Work required: Output every entry exactly as written.
-- Provided records start --
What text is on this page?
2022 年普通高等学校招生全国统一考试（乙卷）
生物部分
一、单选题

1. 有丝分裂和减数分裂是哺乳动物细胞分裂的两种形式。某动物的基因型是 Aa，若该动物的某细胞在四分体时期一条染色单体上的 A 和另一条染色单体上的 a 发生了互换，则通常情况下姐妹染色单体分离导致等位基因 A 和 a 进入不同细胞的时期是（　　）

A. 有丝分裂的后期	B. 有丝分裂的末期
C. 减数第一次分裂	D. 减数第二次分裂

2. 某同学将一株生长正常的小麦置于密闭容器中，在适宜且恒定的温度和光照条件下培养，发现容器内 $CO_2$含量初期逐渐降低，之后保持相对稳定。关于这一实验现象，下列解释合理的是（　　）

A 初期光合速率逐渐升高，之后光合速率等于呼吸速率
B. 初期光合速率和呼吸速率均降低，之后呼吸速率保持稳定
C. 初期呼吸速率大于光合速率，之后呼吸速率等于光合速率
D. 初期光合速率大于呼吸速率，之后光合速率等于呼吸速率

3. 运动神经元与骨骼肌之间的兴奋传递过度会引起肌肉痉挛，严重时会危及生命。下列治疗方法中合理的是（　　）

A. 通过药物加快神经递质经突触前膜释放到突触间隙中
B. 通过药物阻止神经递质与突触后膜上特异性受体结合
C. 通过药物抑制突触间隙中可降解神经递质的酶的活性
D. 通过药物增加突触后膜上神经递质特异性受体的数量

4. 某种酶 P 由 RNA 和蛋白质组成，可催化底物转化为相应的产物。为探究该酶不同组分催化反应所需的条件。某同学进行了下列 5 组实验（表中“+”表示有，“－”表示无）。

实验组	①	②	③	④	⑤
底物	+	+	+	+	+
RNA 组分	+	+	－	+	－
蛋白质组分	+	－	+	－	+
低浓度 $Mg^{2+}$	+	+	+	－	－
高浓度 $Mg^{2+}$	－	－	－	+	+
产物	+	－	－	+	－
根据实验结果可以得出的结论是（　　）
-- Provided records end --
Solution to the problem:
What text is on this page?
2022 年普通高等学校招生全国统一考试（乙卷）
生物部分
一、单选题

1. 有丝分裂和减数分裂是哺乳动物细胞分裂的两种形式。某动物的基因型是 Aa，若该动物的某细胞在四分体时期一条染色单体上的 A 和另一条染色单体上的 a 发生了互换，则通常情况下姐妹染色单体分离导致等位基因 A 和 a 进入不同细胞的时期是（　　）

A. 有丝分裂的后期	B. 有丝分裂的末期
C. 减数第一次分裂	D. 减数第二次分裂

2. 某同学将一株生长正常的小麦置于密闭容器中，在适宜且恒定的温度和光照条件下培养，发现容器内 $CO_2$含量初期逐渐降低，之后保持相对稳定。关于这一实验现象，下列解释合理的是（　　）

A 初期光合速率逐渐升高，之后光合速率等于呼吸速率
B. 初期光合速率和呼吸速率均降低，之后呼吸速率保持稳定
C. 初期呼吸速率大于光合速率，之后呼吸速率等于光合速率
D. 初期光合速率大于呼吸速率，之后光合速率等于呼吸速率

3. 运动神经元与骨骼肌之间的兴奋传递过度会引起肌肉痉挛，严重时会危及生命。下列治疗方法中合理的是（　　）

A. 通过药物加快神经递质经突触前膜释放到突触间隙中
B. 通过药物阻止神经递质与突触后膜上特异性受体结合
C. 通过药物抑制突触间隙中可降解神经递质的酶的活性
D. 通过药物增加突触后膜上神经递质特异性受体的数量

4. 某种酶 P 由 RNA 和蛋白质组成，可催化底物转化为相应的产物。为探究该酶不同组分催化反应所需的条件。某同学进行了下列 5 组实验（表中“+”表示有，“－”表示无）。

实验组	①	②	③	④	⑤
底物	+	+	+	+	+
RNA 组分	+	+	－	+	－
蛋白质组分	+	－	+	－	+
低浓度 $Mg^{2+}$	+	+	+	－	－
高浓度 $Mg^{2+}$	－	－	－	+	+
产物	+	－	－	+	－
根据实验结果可以得出的结论是（　　）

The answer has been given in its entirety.